- [Provided entries]

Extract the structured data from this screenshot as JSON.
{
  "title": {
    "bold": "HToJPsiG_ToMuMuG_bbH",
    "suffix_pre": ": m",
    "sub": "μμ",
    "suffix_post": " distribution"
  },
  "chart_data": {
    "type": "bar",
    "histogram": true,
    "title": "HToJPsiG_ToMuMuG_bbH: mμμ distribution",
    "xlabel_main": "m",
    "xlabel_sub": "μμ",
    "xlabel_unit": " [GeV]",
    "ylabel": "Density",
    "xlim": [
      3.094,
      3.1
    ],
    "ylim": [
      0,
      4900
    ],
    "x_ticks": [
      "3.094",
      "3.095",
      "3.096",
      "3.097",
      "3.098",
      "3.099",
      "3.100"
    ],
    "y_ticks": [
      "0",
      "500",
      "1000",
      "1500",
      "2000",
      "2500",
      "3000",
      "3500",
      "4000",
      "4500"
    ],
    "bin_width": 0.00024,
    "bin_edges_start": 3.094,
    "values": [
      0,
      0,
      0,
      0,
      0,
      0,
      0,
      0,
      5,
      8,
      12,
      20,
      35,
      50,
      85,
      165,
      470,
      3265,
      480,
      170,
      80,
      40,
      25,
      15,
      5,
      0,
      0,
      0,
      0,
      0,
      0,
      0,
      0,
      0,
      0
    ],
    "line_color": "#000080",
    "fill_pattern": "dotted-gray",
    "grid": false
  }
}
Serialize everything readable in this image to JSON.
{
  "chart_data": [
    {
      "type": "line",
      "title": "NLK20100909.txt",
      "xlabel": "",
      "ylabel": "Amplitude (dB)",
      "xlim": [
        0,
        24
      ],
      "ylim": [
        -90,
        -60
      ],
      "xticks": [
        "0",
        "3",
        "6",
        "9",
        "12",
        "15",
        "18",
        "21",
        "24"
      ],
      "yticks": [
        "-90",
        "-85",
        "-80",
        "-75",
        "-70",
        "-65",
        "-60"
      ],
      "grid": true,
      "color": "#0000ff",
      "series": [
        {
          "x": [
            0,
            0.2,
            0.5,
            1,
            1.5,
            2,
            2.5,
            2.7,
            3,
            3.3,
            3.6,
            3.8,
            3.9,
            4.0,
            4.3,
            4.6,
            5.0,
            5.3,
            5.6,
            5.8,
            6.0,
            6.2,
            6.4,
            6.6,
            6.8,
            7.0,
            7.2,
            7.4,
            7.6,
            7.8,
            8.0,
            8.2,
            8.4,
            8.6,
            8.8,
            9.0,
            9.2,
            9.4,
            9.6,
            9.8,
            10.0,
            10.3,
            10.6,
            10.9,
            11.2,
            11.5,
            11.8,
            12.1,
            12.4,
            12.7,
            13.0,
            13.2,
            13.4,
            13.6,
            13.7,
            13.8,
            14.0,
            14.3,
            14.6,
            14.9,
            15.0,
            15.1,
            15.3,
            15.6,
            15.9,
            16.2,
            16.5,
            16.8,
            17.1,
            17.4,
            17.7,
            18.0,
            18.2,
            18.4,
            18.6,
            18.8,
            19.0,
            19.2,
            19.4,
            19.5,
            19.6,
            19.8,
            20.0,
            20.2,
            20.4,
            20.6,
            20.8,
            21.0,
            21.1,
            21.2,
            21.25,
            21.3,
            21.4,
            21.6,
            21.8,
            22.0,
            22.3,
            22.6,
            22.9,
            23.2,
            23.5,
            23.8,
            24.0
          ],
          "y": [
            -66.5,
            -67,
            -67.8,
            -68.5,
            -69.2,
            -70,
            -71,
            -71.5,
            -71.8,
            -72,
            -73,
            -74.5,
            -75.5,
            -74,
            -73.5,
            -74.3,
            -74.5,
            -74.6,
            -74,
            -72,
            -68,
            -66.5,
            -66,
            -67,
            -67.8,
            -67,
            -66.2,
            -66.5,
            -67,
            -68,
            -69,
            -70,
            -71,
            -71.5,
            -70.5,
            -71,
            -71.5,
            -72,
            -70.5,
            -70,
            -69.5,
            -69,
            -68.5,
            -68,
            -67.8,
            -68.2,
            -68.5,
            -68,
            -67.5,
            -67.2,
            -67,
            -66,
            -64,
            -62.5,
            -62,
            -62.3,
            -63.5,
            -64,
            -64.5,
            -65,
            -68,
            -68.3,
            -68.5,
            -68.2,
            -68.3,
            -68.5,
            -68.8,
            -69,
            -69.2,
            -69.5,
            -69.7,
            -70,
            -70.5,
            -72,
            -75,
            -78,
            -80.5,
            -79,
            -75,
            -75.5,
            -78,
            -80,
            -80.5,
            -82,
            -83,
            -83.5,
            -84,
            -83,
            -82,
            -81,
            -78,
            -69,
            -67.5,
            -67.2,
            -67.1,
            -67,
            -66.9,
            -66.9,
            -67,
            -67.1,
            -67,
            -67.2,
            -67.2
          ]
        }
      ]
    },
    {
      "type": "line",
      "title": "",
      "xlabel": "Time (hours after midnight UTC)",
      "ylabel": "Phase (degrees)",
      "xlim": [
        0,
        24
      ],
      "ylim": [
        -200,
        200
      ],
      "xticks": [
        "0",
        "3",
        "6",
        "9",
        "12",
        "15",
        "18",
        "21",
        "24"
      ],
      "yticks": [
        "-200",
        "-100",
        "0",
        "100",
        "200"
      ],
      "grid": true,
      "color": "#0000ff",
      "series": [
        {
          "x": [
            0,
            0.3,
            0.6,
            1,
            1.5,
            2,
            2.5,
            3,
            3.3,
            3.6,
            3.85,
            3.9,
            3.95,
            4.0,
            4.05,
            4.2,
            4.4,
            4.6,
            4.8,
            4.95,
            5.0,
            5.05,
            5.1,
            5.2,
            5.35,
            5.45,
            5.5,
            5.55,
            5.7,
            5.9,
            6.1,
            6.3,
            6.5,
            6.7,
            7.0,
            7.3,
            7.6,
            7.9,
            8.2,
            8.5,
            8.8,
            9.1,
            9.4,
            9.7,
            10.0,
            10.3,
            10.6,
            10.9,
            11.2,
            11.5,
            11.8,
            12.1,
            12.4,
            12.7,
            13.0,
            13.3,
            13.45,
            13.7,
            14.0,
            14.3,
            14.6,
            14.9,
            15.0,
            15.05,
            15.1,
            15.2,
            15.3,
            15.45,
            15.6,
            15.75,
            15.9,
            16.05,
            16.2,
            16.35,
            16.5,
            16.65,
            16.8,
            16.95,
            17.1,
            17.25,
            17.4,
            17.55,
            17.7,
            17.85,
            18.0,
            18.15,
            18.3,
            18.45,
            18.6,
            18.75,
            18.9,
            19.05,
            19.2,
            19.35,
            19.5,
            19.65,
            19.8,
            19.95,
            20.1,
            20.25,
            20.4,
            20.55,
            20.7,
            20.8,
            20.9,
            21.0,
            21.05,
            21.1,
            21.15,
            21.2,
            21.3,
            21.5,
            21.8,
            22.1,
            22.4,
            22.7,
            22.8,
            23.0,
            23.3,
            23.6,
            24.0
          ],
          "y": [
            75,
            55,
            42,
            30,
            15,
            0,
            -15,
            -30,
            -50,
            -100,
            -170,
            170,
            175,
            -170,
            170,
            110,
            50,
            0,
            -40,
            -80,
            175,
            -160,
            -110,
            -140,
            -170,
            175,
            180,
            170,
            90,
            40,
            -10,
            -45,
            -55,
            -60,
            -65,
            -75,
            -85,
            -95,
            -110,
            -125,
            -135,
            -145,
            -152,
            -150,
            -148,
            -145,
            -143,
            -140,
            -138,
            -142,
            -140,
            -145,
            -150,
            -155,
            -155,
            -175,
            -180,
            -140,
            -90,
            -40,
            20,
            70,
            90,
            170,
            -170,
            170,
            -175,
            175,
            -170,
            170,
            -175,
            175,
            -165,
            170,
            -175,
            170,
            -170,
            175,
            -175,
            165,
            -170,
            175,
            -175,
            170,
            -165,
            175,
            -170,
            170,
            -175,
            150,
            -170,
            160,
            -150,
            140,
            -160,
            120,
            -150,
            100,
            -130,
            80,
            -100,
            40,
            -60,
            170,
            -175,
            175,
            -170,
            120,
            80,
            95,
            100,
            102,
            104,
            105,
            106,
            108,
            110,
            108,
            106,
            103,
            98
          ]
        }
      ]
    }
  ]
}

- [Task statement] From the listing above, copy every line that includes the word "ylabel".

- [Response to the exercise]
    "ylabel": "Density",
      "ylabel": "Amplitude (dB)",
      "ylabel": "Phase (degrees)",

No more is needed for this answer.